- Fragmento seleccionado:
━━━━
# Como convertir voltaje negativo en el ADC del PIC16F877 ?



## janvama (Nov 15, 2008)

Hola a todos,

Hoy vengo con una nueva pregunta, quizas simple o compleja, pero es algo que llevo pensando varios dias...

Por favor, alguien podra decirme como puedo medir un voltaje negativo en la entrada analogica del PIC16F877 ?

Pienso que no sera posible, pero debe haber alguna solucion... Quizas haciendo arreglos previos antes de medir o convirtiendo el voltaje negativo a positivo... si es asi, como sabe el PIC que la senal proviene de un voltaje negativo?

Agradezco mucho de antemano su cordial ayuda.

Andrew.


----------



## fernandoae (Nov 15, 2008)

Estas pensando bien, un adc de un pic no mide tensiones negativas... la solucion esta en usar algun amplificador operacional inversor o un inversor transistorizado...


----------



## janvama (Nov 15, 2008)

Si, lo se. Pero, acaso debo hacerle saber al PIC que he invertido la senal?  que sucede si estoy midiendo una onda sinusoidal que constantemente cambiara de polaridad?

Para entender mejor adjunto el diagrama simbolico de lo que pienso hacer.


Saludos,

Andrew.[/img]


----------



## Turkito (Nov 15, 2008)

Hola...

La solución es invertir tu señal!, usando un opamp en configuración inversora   y en caso que quieras medir tensiones ac, el micro solamente tomara un valor de la onda, de acuerdo a la frecuencia de trabajo el cual puede variar de ciclo en ciclo...

ahora mi pregunta es:
para que deseas medir una tensión negativa, tienes necesidad de hacerle saber al pic si es negativo o positiva? para que vas a utilizar ese valor de voltaje?

Saludos...


----------



## janvama (Nov 15, 2008)
━━━━
- Instrucción A:
Contesta estas preguntas sobre el hilo acerca del voltaje negativo en el PIC16F877:
(i) ¿En qué entrada del PIC16F877 quiere janvama medir un voltaje negativo?
(ii) ¿Qué dos opciones propone fernandoae como solución?
(iii) Según Turkito, ¿qué tomará el micro si se miden tensiones de ca?
- Instrucción B:
Prosigue el hilo sobre el voltaje negativo en el PIC16F877 a partir de su última línea.
━━━━
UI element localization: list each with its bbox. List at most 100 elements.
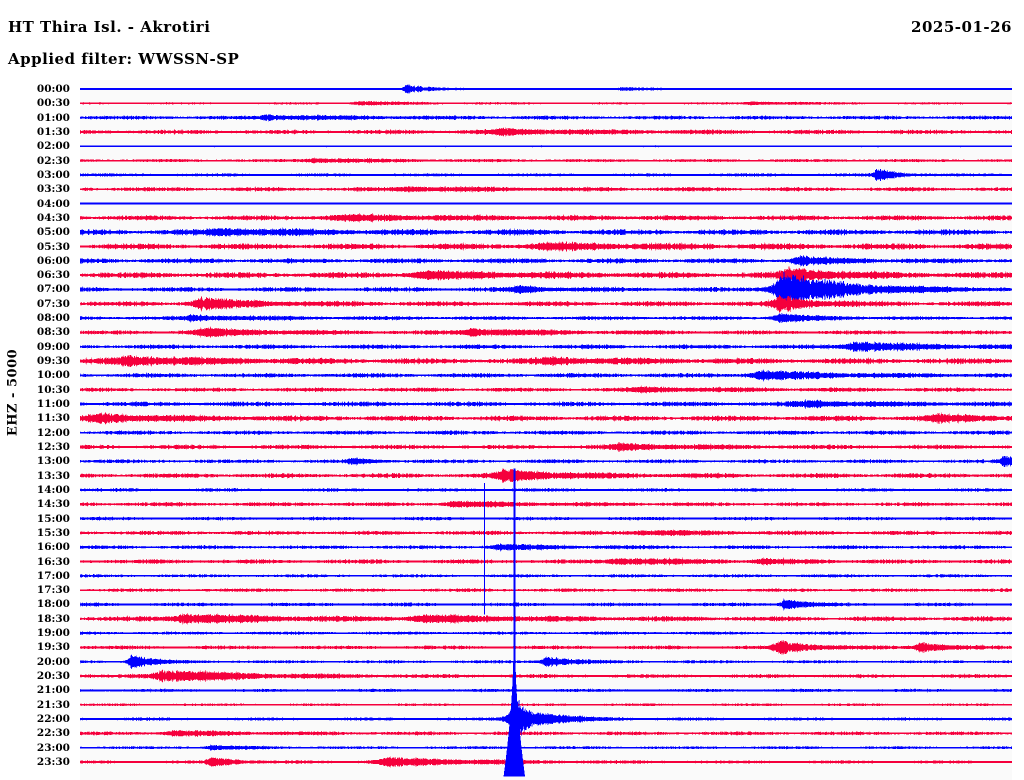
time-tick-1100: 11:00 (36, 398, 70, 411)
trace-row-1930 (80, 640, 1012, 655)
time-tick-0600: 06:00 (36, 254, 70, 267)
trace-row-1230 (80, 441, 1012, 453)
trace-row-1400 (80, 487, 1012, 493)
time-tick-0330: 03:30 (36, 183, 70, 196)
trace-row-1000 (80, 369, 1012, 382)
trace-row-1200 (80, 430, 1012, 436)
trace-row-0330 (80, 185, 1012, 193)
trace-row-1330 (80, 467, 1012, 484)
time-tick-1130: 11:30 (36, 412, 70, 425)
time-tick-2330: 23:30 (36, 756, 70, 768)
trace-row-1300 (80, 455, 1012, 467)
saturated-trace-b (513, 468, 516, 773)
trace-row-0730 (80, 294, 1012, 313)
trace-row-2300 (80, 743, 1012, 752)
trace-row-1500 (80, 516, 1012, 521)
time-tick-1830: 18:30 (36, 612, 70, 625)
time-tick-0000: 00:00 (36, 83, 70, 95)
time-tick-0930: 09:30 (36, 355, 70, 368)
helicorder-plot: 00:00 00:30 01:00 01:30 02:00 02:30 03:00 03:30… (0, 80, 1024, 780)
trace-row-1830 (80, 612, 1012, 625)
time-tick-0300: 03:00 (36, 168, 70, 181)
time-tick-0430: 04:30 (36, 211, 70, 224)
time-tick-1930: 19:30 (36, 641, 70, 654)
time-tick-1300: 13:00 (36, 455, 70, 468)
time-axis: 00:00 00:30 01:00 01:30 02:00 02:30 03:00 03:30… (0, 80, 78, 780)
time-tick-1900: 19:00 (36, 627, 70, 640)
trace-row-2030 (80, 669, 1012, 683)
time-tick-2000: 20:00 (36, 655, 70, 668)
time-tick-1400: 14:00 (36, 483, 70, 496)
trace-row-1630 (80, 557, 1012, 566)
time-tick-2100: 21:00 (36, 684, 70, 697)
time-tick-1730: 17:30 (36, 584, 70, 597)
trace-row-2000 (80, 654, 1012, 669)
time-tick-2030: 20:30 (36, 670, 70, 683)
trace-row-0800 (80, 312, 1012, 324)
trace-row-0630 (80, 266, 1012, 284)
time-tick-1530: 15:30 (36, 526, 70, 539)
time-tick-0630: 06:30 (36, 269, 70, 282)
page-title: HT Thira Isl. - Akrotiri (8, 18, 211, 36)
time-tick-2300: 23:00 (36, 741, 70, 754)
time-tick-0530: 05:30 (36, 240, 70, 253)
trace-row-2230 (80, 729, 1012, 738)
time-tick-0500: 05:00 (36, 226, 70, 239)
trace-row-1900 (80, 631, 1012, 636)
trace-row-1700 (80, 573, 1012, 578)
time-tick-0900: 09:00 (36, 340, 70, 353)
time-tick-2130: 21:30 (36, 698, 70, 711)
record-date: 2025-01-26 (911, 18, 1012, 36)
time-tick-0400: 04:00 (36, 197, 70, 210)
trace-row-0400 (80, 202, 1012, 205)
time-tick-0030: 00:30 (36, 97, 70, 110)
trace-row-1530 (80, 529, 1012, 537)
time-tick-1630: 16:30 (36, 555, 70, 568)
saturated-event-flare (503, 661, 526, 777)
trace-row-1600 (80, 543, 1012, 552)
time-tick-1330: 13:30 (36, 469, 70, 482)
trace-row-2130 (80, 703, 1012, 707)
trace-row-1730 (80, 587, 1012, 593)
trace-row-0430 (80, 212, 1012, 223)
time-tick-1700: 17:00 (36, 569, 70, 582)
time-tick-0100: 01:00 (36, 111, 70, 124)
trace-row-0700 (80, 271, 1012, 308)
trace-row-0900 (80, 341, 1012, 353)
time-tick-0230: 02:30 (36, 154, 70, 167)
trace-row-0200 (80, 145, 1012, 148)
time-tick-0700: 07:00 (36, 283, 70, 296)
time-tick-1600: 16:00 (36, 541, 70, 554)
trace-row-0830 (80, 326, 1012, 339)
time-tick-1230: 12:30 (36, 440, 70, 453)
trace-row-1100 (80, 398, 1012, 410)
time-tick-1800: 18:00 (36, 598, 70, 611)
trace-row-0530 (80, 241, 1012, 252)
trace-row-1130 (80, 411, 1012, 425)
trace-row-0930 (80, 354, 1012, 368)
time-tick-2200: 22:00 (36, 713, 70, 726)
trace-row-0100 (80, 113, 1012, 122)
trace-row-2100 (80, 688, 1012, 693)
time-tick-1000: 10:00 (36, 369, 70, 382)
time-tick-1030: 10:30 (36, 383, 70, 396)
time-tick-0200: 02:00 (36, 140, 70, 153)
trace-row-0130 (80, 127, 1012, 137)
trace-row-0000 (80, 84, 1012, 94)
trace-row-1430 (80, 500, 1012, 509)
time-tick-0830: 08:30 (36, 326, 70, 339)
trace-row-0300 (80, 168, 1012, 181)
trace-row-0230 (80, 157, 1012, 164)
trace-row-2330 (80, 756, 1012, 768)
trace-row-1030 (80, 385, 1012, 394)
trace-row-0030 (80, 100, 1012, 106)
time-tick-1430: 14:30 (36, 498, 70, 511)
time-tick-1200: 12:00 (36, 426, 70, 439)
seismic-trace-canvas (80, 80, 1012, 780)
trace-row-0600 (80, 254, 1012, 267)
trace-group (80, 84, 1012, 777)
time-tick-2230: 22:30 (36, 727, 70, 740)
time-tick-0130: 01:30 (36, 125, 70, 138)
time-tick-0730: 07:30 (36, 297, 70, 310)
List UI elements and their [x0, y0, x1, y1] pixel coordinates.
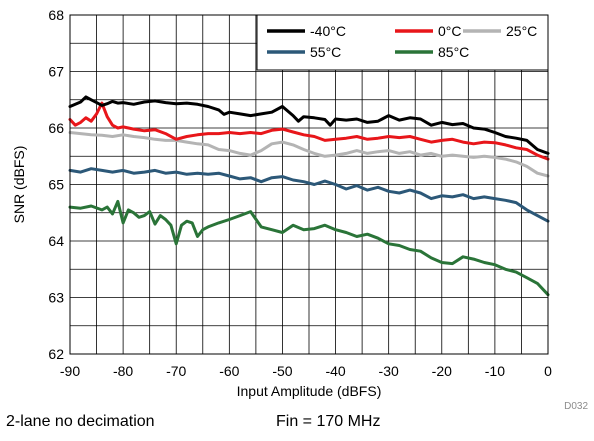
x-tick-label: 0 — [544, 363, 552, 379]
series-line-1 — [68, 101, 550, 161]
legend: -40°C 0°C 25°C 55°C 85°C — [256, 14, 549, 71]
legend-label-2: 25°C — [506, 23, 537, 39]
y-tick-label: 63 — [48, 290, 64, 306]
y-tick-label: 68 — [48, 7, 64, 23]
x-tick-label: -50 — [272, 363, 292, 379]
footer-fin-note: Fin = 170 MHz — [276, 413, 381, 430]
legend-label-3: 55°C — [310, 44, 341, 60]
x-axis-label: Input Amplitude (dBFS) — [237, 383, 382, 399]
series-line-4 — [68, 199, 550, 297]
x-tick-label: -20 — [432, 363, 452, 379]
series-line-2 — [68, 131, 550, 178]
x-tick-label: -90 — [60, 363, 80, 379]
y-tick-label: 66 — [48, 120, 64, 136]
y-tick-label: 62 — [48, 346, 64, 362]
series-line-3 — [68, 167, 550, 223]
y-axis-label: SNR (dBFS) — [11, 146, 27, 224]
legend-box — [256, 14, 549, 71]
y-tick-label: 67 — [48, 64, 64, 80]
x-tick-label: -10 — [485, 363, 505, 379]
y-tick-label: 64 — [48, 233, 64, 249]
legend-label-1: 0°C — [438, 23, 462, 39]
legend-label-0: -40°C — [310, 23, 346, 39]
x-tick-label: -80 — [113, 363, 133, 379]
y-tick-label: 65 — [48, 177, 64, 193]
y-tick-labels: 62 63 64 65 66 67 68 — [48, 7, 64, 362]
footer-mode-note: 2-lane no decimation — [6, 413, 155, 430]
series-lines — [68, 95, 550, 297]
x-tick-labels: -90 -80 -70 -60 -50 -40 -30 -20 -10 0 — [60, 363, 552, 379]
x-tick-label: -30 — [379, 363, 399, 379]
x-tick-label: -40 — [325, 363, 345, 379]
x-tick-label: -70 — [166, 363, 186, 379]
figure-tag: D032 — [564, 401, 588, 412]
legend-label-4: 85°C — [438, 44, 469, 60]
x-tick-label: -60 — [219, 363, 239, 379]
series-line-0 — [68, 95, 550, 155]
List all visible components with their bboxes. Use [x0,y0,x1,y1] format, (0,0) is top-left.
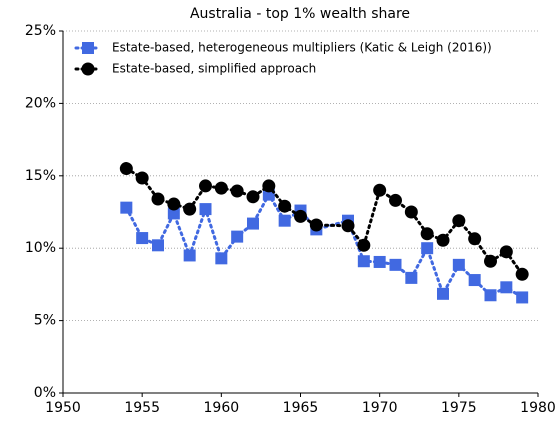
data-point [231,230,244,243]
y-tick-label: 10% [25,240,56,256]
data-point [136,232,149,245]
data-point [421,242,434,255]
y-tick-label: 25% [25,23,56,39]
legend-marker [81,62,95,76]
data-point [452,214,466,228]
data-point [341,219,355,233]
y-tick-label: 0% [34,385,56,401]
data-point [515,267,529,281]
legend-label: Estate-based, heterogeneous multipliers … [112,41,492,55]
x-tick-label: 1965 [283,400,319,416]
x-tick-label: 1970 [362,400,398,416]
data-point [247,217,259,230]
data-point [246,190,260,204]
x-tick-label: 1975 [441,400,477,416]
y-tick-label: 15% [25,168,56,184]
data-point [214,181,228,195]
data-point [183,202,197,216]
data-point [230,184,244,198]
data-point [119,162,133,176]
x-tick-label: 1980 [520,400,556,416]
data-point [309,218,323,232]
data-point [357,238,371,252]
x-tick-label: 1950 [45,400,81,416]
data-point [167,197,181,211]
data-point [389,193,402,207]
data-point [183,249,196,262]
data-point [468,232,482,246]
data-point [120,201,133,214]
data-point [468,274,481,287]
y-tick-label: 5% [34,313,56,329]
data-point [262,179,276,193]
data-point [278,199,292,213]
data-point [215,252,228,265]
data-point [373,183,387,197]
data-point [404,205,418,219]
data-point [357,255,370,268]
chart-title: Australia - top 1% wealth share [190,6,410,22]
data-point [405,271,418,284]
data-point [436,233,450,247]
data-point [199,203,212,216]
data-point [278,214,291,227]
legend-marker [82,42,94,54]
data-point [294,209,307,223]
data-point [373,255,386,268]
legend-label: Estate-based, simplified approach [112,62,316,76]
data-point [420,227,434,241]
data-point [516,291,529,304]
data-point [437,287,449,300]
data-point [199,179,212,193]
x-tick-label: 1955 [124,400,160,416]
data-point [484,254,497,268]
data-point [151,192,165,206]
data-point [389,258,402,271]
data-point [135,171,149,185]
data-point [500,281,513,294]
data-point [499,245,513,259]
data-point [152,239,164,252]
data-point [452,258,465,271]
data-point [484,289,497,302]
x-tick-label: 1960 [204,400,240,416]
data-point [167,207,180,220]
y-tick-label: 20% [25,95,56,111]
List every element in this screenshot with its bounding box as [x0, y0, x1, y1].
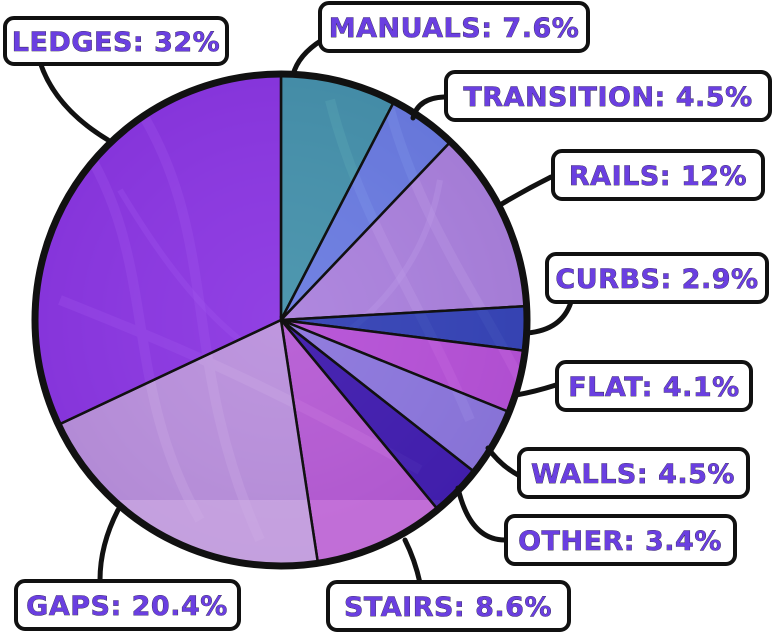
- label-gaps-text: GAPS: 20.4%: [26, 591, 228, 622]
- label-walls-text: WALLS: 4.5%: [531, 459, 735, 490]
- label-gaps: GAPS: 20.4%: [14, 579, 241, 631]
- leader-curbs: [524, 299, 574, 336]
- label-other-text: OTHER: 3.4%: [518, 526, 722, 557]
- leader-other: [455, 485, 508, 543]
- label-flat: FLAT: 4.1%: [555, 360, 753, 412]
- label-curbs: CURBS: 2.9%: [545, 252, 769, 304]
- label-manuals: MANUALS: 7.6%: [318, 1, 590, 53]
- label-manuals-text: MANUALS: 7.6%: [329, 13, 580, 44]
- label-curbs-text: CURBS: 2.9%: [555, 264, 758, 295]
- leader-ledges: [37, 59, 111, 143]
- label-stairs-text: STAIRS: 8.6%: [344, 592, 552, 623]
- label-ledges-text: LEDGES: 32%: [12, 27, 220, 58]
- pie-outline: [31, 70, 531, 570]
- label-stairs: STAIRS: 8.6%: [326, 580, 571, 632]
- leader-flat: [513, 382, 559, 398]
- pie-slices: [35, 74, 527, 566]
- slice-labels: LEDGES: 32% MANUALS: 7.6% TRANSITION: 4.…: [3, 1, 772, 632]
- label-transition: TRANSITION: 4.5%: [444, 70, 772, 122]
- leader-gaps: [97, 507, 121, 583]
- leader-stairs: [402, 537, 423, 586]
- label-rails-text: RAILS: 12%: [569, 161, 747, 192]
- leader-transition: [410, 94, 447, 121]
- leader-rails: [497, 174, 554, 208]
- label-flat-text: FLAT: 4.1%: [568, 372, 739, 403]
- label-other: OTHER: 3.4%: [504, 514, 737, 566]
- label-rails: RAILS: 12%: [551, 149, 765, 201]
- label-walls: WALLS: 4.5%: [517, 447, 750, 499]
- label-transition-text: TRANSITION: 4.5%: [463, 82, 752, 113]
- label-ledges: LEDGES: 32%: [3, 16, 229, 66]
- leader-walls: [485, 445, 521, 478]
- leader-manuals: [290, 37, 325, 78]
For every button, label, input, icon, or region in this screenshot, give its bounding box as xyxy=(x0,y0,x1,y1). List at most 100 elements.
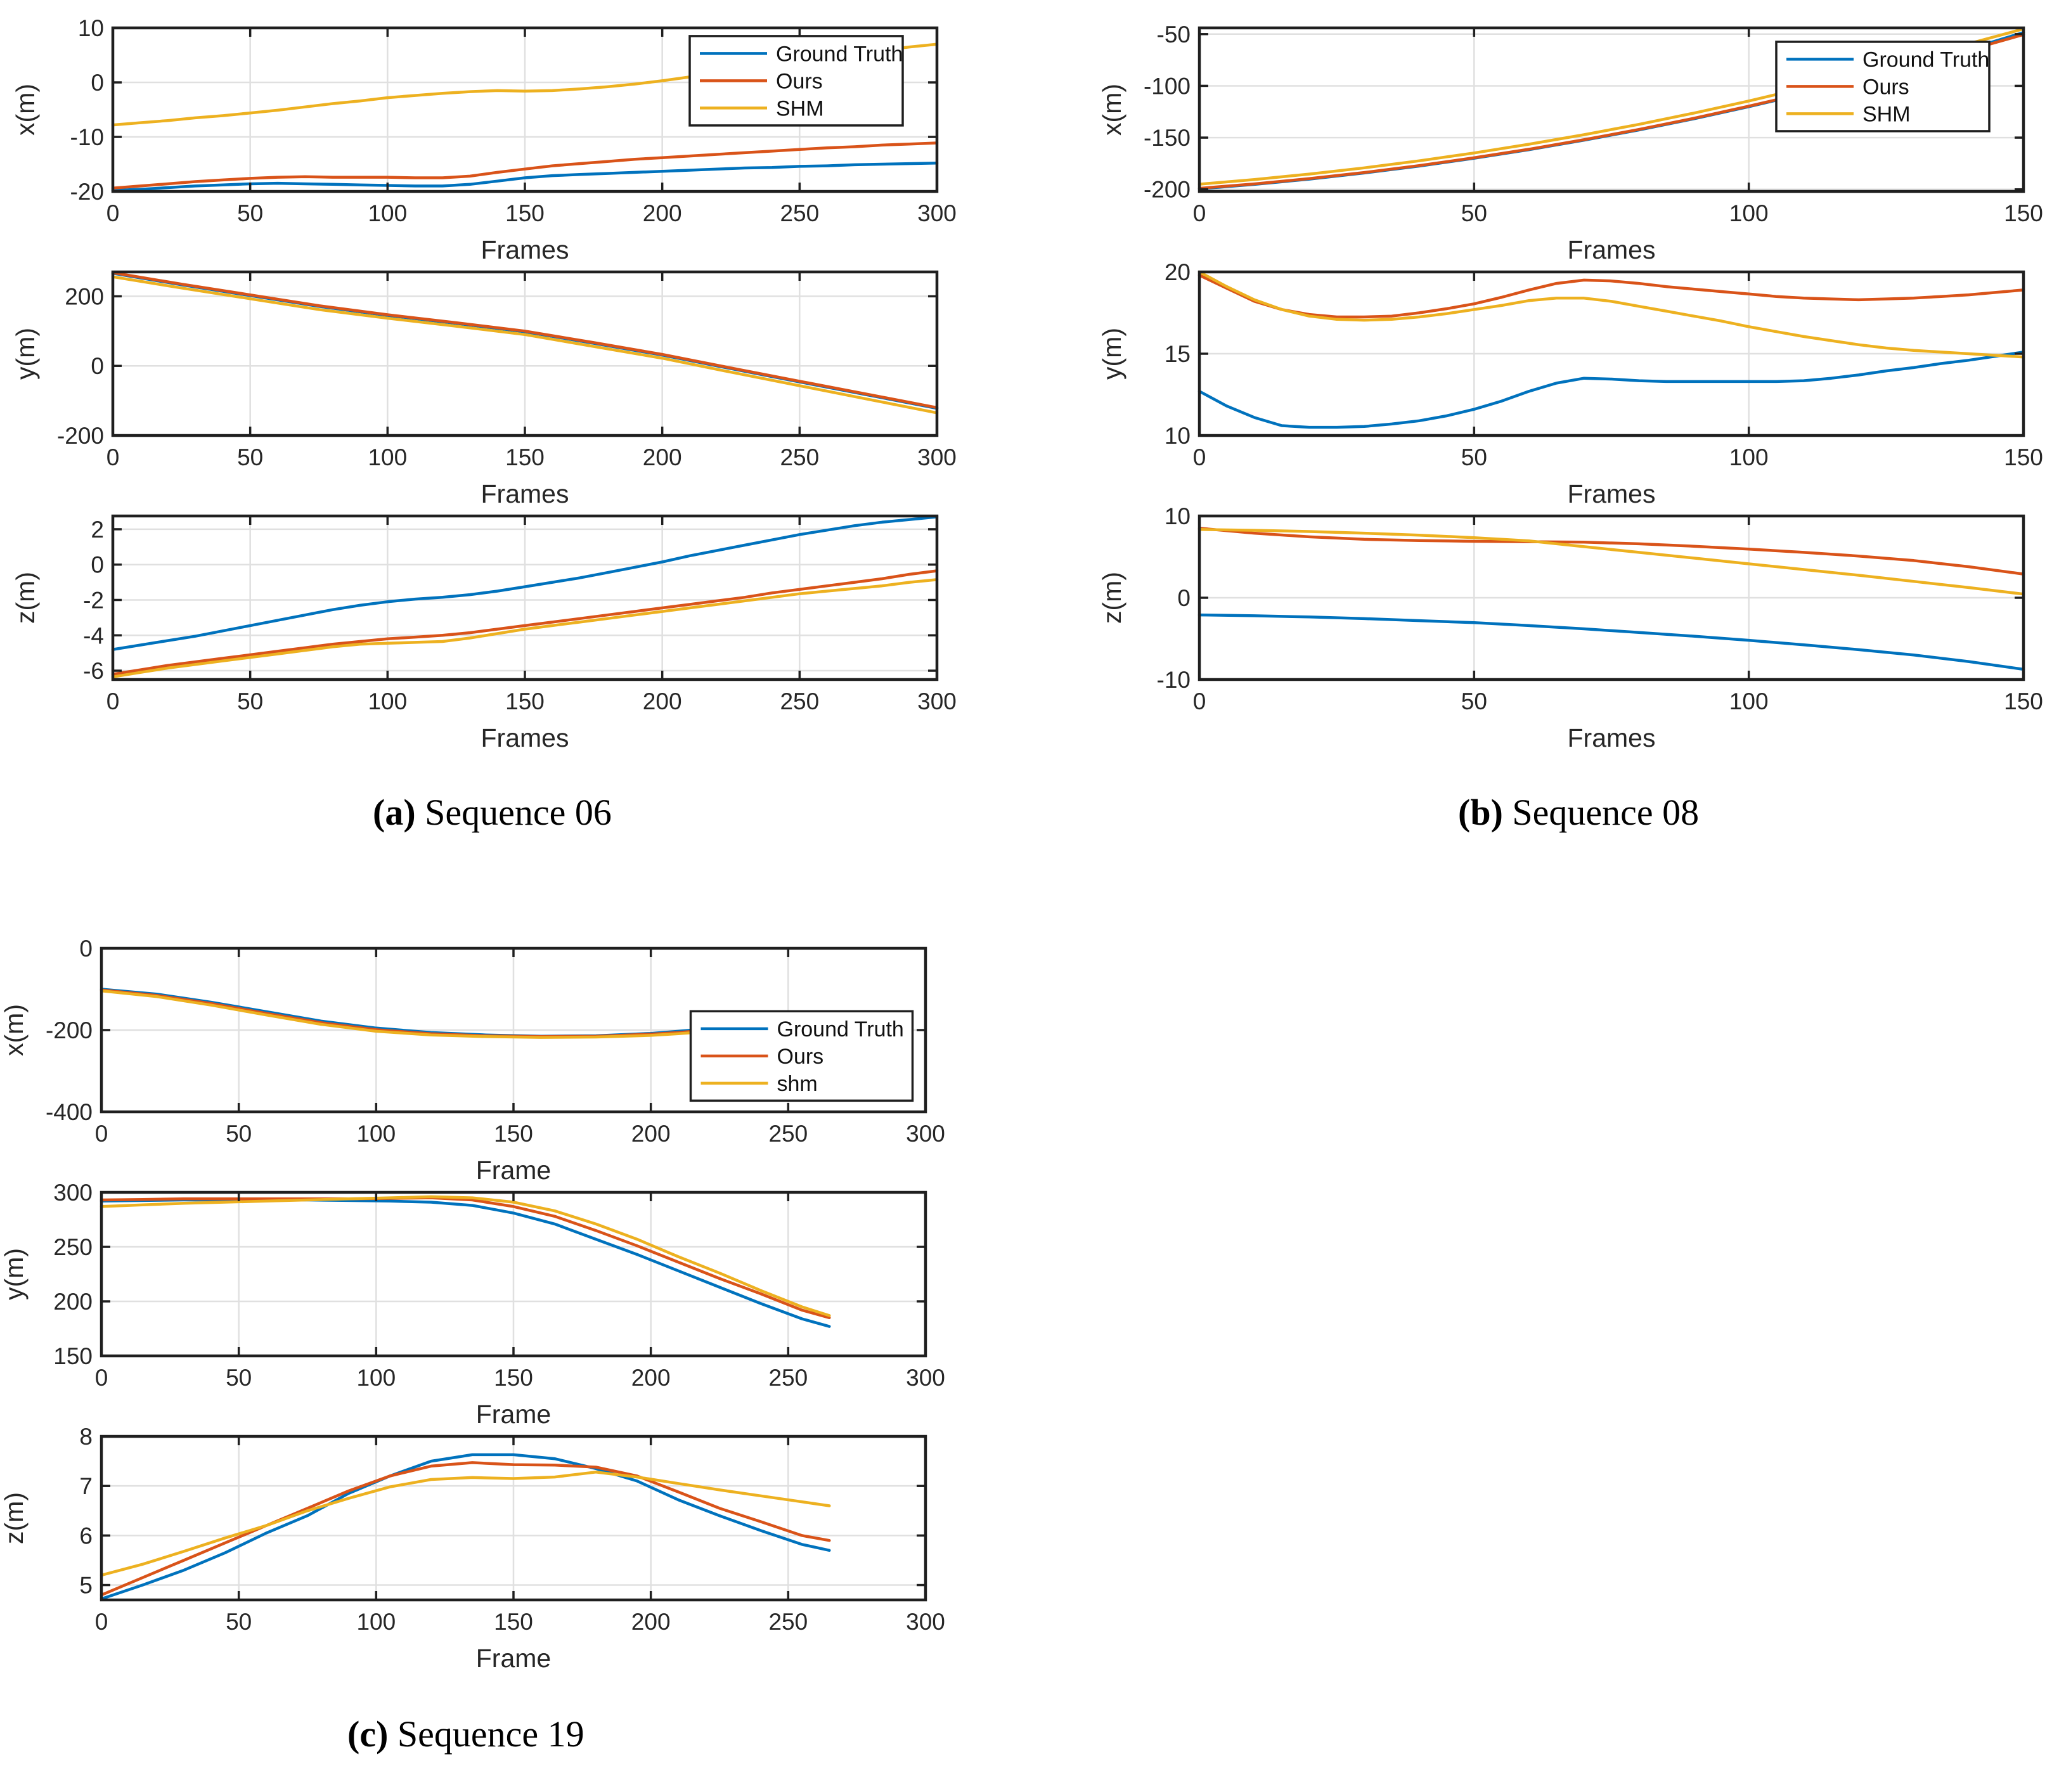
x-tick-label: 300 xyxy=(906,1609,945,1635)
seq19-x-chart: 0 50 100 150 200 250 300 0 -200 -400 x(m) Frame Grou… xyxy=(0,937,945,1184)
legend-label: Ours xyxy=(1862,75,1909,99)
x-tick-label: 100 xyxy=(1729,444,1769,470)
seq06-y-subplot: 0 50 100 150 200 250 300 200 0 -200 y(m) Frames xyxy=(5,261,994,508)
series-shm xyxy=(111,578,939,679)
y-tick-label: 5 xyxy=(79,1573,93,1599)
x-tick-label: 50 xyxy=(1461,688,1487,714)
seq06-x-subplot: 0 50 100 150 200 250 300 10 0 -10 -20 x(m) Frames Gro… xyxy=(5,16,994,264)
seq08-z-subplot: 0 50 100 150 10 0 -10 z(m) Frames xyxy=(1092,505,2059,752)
━━━━
- Respuesta escrita A:
(i) En la entrada analógica.
(ii) Un amplificador operacional inversor o un inversor transistorizado.
(iii) Solo un valor de la onda, según la frecuencia de trabajo, que puede variar de ciclo en ciclo.

- Respuesta escrita B:
Bueno,

Por ejemplo en el circuito anterior, si queremos poner una pila de 1.5V en las entradas del OPAM, este medira en la salida una tension de 1.5V (Ganacia X1). el PIC recibira este nivel y lo visualizara en un Display o LCD. Ahora, si la pila la ponemos invertida en las misma entrada del OPAM, entonces en la salida del OPAM tendremos -1.5V de igual forma que el anterior, pero esta vez con signo negativo. Sabemos que el PIC no leera este voltaje negativo y hasta podria dañarse. 
La intensión del circuito es hacer que funcione como un voltimetro digital.

Mi pregunta es:  Como hago para que pueda visualizar en el Display o LCD el valor de -1.5V ?

Quizas debo hacer algo con los +/-Vref del PIC para que interprete estos voltajes?

Por favor, cualquier suegerencia es valiosa para mi. Por mi parte seguiré investigando.

Saludos,

Andrew


----------



## gtec (Nov 15, 2008)

Holas! Debes ajustar las tensiones Vref+ para el límite superior de tension y Vref- para el limite inferior de tension. Nose los valores maximos y mínimos que podes aplicar a ambos pines pero asi deberias poder. En el datasheet esta muy bien explicado esa parte! Saludos!


----------



## El nombre (Nov 15, 2008)

Dependerá de lo que quieras medir. 
usa un rectificador y desde ahí continuas.


----------



## Turkito (Nov 17, 2008)

Se me ocurre lo siguiente:

Primeramente hay que tener en cuenta que el pic soporta 5v maximo a la entrada del adc; entonces podriamos hacer un tratamiento previo a las señales de la siguiente manera.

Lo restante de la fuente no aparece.